* [DIRECTIVE] Can you find the lines of the listing that include "株式会社" and copy every one?

>> START RECORD LIST

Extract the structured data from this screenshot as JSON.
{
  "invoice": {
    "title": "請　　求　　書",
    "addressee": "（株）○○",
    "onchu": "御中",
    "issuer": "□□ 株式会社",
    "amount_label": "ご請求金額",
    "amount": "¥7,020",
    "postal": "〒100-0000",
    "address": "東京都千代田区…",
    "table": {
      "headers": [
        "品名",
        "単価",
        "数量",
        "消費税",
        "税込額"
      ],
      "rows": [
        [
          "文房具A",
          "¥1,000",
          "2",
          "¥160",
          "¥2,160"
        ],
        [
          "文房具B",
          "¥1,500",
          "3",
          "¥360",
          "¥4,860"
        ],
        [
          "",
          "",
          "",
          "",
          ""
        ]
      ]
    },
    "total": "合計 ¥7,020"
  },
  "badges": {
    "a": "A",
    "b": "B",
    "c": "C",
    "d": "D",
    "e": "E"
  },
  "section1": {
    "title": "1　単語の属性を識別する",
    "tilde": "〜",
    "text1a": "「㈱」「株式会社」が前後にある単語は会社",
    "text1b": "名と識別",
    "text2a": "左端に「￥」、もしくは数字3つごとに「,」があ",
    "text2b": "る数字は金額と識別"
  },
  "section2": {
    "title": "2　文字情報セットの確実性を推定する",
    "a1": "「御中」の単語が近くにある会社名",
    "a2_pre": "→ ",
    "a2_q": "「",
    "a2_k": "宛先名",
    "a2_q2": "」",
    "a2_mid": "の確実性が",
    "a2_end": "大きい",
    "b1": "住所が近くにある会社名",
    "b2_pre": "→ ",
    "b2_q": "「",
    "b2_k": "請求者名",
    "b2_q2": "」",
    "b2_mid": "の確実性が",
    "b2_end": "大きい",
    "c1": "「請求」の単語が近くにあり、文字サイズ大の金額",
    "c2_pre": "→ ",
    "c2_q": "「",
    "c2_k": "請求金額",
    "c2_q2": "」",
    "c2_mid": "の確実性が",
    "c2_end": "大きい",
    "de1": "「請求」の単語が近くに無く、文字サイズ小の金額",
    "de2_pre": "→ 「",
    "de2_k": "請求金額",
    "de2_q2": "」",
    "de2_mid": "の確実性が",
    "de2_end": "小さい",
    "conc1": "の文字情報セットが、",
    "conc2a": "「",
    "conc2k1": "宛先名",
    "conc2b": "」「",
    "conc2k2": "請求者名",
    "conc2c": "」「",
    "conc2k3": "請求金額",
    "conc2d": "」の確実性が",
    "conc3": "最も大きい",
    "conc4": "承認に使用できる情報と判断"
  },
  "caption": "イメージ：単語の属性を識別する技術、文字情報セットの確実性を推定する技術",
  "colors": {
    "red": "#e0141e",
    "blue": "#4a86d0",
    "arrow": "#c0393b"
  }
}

>> END RECORD LIST

* [ANSWER TO THE PROBLEM]
    "issuer": "□□ 株式会社",
    "text1a": "「㈱」「株式会社」が前後にある単語は会社",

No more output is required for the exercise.